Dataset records
▬▬▬▬▬▬▬▬▬▬

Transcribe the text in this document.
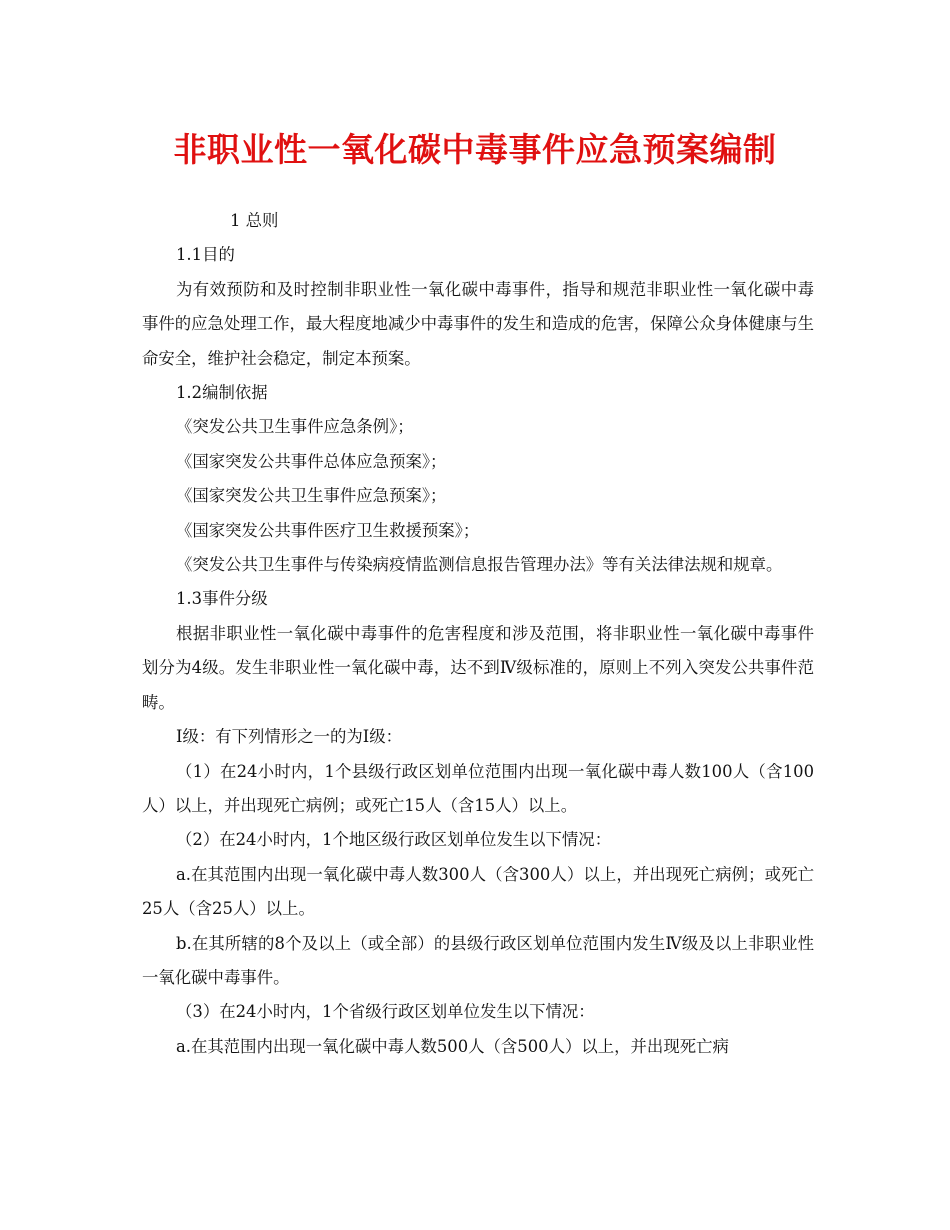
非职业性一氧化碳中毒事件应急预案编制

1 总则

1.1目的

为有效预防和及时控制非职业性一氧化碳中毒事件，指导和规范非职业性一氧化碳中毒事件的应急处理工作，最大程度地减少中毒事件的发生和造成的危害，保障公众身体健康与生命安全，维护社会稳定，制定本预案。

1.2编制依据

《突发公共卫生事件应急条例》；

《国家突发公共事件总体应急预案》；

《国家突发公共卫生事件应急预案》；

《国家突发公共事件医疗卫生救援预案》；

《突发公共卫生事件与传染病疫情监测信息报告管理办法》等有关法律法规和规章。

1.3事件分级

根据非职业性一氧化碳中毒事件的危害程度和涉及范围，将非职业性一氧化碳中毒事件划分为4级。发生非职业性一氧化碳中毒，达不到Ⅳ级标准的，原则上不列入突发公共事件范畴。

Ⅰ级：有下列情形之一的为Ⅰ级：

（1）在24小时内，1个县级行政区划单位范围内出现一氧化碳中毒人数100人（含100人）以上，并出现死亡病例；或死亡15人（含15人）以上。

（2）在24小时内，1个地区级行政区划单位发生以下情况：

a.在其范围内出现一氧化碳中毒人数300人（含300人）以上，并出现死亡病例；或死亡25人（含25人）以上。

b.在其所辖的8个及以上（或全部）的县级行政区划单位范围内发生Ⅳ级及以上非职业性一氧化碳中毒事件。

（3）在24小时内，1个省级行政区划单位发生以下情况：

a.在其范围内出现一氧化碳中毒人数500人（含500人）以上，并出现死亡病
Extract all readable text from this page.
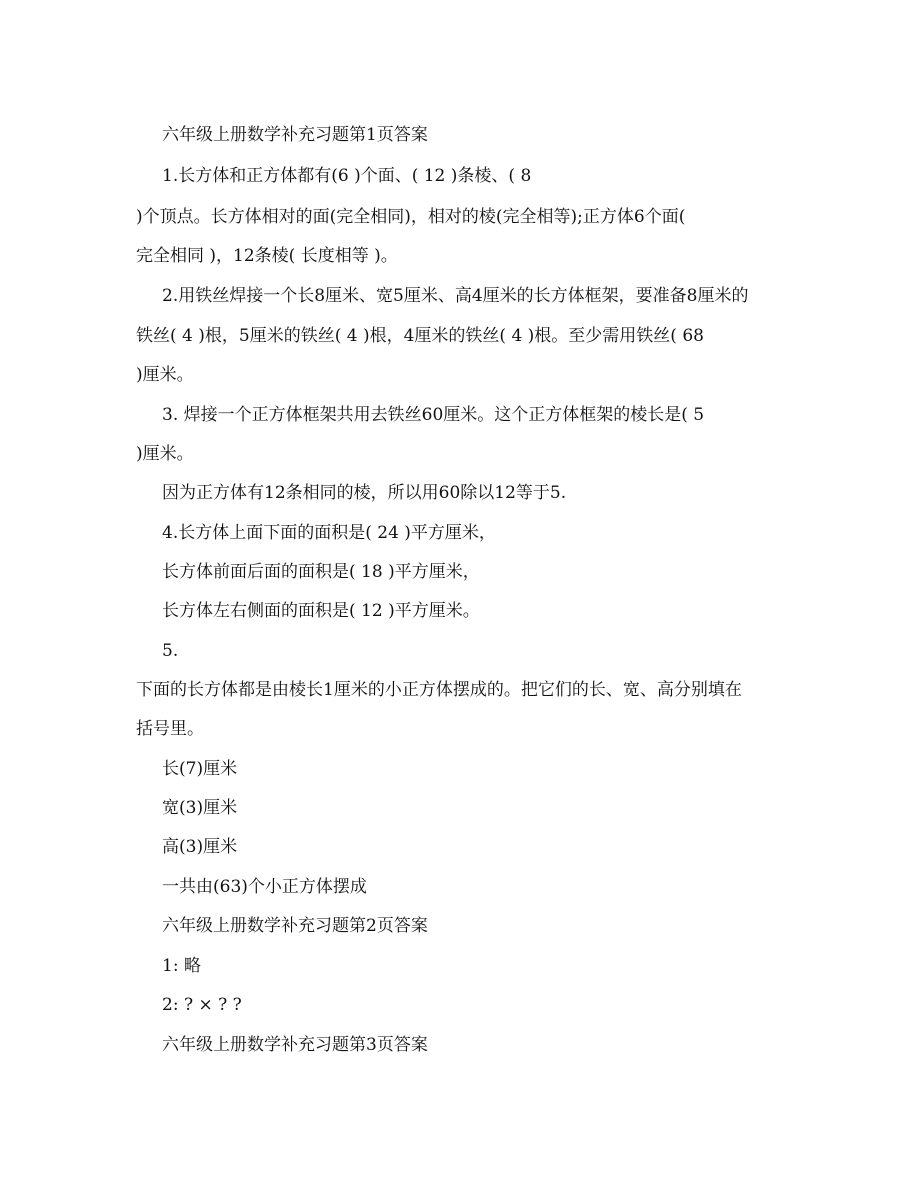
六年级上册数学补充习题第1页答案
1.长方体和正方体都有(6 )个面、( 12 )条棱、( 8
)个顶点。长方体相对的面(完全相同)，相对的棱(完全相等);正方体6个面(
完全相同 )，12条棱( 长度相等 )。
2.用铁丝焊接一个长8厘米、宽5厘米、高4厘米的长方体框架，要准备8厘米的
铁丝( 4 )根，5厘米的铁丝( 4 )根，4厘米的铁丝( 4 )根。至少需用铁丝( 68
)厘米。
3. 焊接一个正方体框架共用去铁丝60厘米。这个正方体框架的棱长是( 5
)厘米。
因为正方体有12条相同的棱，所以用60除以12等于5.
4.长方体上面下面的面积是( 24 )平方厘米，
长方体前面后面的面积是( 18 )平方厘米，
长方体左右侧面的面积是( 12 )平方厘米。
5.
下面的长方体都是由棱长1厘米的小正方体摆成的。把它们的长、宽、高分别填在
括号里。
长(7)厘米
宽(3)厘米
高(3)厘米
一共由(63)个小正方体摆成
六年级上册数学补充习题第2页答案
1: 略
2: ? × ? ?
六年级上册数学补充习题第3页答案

▬▬▬▬▬▬▬▬▬▬

§ **Required work**
Copy every line that contains the string "并出现死亡病例".

§ **Written response**
（1）在24小时内，1个县级行政区划单位范围内出现一氧化碳中毒人数100人（含100人）以上，并出现死亡病例；或死亡15人（含15人）以上。
a.在其范围内出现一氧化碳中毒人数300人（含300人）以上，并出现死亡病例；或死亡25人（含25人）以上。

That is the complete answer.